## REQUIRED WORK
Transcribe the records that follow in their entirety, omitting any pictures.

## Figure record extracts

++++++++++

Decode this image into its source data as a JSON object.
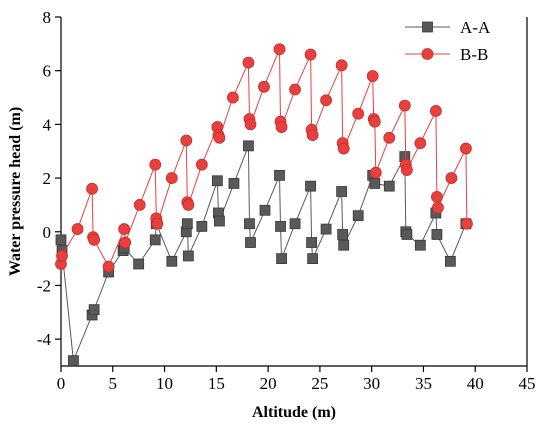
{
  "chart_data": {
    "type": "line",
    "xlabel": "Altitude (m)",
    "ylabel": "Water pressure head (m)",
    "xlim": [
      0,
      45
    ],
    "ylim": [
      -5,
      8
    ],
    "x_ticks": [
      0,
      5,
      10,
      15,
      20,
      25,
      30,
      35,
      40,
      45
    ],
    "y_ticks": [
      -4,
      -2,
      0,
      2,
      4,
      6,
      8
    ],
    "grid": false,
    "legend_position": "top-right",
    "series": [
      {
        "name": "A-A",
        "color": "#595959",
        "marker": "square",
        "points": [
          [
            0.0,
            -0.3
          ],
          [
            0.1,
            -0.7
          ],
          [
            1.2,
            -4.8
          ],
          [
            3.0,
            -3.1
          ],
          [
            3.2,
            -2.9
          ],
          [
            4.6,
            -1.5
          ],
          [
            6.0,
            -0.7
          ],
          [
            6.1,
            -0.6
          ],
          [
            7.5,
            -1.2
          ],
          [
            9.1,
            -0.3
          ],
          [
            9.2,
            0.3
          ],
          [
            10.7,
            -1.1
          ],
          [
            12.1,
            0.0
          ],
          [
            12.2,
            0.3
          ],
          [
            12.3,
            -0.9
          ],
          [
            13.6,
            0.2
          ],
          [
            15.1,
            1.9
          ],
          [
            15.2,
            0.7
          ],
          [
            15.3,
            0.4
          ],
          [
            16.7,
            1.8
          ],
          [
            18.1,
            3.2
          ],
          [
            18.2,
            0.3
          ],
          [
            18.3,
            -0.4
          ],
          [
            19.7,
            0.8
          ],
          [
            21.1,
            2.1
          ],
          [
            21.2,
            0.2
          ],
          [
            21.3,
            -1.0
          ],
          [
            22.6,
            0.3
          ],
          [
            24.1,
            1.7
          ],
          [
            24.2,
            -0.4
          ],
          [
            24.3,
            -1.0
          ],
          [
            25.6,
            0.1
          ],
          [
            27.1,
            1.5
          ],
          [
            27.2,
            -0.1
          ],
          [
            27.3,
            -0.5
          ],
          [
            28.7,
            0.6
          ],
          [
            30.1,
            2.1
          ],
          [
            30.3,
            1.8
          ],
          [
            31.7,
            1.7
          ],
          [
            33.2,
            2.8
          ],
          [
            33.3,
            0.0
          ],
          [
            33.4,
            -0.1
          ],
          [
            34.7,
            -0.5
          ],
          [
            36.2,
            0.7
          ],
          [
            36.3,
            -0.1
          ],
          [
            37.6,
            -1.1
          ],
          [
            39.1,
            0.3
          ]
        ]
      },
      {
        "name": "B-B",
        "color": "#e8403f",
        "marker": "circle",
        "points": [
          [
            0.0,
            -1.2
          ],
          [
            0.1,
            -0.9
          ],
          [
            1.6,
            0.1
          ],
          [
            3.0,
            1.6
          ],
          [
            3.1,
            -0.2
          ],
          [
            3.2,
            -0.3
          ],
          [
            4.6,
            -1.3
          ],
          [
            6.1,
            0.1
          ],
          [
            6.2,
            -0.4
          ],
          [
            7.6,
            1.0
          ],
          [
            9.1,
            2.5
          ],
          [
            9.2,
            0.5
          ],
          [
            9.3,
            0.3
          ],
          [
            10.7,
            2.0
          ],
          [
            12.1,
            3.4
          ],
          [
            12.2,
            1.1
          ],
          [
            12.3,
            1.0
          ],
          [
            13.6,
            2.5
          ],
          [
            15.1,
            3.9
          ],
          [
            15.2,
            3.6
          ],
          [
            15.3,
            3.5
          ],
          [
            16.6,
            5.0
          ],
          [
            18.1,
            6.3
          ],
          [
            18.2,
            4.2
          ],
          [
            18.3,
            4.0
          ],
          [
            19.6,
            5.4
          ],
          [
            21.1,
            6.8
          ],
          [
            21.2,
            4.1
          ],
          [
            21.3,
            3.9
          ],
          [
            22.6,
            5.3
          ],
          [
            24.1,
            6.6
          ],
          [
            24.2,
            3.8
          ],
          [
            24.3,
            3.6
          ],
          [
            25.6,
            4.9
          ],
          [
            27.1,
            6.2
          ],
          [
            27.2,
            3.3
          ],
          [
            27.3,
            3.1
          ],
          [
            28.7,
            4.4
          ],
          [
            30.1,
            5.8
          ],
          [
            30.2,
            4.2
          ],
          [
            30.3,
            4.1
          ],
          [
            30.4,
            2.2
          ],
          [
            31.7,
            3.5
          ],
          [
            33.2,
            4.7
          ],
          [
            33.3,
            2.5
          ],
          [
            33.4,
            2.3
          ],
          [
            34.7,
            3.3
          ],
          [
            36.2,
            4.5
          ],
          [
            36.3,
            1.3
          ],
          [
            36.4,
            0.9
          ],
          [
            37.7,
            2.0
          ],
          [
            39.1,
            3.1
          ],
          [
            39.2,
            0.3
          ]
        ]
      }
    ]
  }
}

++++++++++

## ANSWER TO THE PROBLEM
Decode this image into its source data as a JSON object.
{
  "chart_data": {
    "type": "line",
    "xlabel": "Altitude (m)",
    "ylabel": "Water pressure head (m)",
    "xlim": [
      0,
      45
    ],
    "ylim": [
      -5,
      8
    ],
    "x_ticks": [
      0,
      5,
      10,
      15,
      20,
      25,
      30,
      35,
      40,
      45
    ],
    "y_ticks": [
      -4,
      -2,
      0,
      2,
      4,
      6,
      8
    ],
    "grid": false,
    "legend_position": "top-right",
    "series": [
      {
        "name": "A-A",
        "color": "#595959",
        "marker": "square",
        "points": [
          [
            0.0,
            -0.3
          ],
          [
            0.1,
            -0.7
          ],
          [
            1.2,
            -4.8
          ],
          [
            3.0,
            -3.1
          ],
          [
            3.2,
            -2.9
          ],
          [
            4.6,
            -1.5
          ],
          [
            6.0,
            -0.7
          ],
          [
            6.1,
            -0.6
          ],
          [
            7.5,
            -1.2
          ],
          [
            9.1,
            -0.3
          ],
          [
            9.2,
            0.3
          ],
          [
            10.7,
            -1.1
          ],
          [
            12.1,
            0.0
          ],
          [
            12.2,
            0.3
          ],
          [
            12.3,
            -0.9
          ],
          [
            13.6,
            0.2
          ],
          [
            15.1,
            1.9
          ],
          [
            15.2,
            0.7
          ],
          [
            15.3,
            0.4
          ],
          [
            16.7,
            1.8
          ],
          [
            18.1,
            3.2
          ],
          [
            18.2,
            0.3
          ],
          [
            18.3,
            -0.4
          ],
          [
            19.7,
            0.8
          ],
          [
            21.1,
            2.1
          ],
          [
            21.2,
            0.2
          ],
          [
            21.3,
            -1.0
          ],
          [
            22.6,
            0.3
          ],
          [
            24.1,
            1.7
          ],
          [
            24.2,
            -0.4
          ],
          [
            24.3,
            -1.0
          ],
          [
            25.6,
            0.1
          ],
          [
            27.1,
            1.5
          ],
          [
            27.2,
            -0.1
          ],
          [
            27.3,
            -0.5
          ],
          [
            28.7,
            0.6
          ],
          [
            30.1,
            2.1
          ],
          [
            30.3,
            1.8
          ],
          [
            31.7,
            1.7
          ],
          [
            33.2,
            2.8
          ],
          [
            33.3,
            0.0
          ],
          [
            33.4,
            -0.1
          ],
          [
            34.7,
            -0.5
          ],
          [
            36.2,
            0.7
          ],
          [
            36.3,
            -0.1
          ],
          [
            37.6,
            -1.1
          ],
          [
            39.1,
            0.3
          ]
        ]
      },
      {
        "name": "B-B",
        "color": "#e8403f",
        "marker": "circle",
        "points": [
          [
            0.0,
            -1.2
          ],
          [
            0.1,
            -0.9
          ],
          [
            1.6,
            0.1
          ],
          [
            3.0,
            1.6
          ],
          [
            3.1,
            -0.2
          ],
          [
            3.2,
            -0.3
          ],
          [
            4.6,
            -1.3
          ],
          [
            6.1,
            0.1
          ],
          [
            6.2,
            -0.4
          ],
          [
            7.6,
            1.0
          ],
          [
            9.1,
            2.5
          ],
          [
            9.2,
            0.5
          ],
          [
            9.3,
            0.3
          ],
          [
            10.7,
            2.0
          ],
          [
            12.1,
            3.4
          ],
          [
            12.2,
            1.1
          ],
          [
            12.3,
            1.0
          ],
          [
            13.6,
            2.5
          ],
          [
            15.1,
            3.9
          ],
          [
            15.2,
            3.6
          ],
          [
            15.3,
            3.5
          ],
          [
            16.6,
            5.0
          ],
          [
            18.1,
            6.3
          ],
          [
            18.2,
            4.2
          ],
          [
            18.3,
            4.0
          ],
          [
            19.6,
            5.4
          ],
          [
            21.1,
            6.8
          ],
          [
            21.2,
            4.1
          ],
          [
            21.3,
            3.9
          ],
          [
            22.6,
            5.3
          ],
          [
            24.1,
            6.6
          ],
          [
            24.2,
            3.8
          ],
          [
            24.3,
            3.6
          ],
          [
            25.6,
            4.9
          ],
          [
            27.1,
            6.2
          ],
          [
            27.2,
            3.3
          ],
          [
            27.3,
            3.1
          ],
          [
            28.7,
            4.4
          ],
          [
            30.1,
            5.8
          ],
          [
            30.2,
            4.2
          ],
          [
            30.3,
            4.1
          ],
          [
            30.4,
            2.2
          ],
          [
            31.7,
            3.5
          ],
          [
            33.2,
            4.7
          ],
          [
            33.3,
            2.5
          ],
          [
            33.4,
            2.3
          ],
          [
            34.7,
            3.3
          ],
          [
            36.2,
            4.5
          ],
          [
            36.3,
            1.3
          ],
          [
            36.4,
            0.9
          ],
          [
            37.7,
            2.0
          ],
          [
            39.1,
            3.1
          ],
          [
            39.2,
            0.3
          ]
        ]
      }
    ]
  }
}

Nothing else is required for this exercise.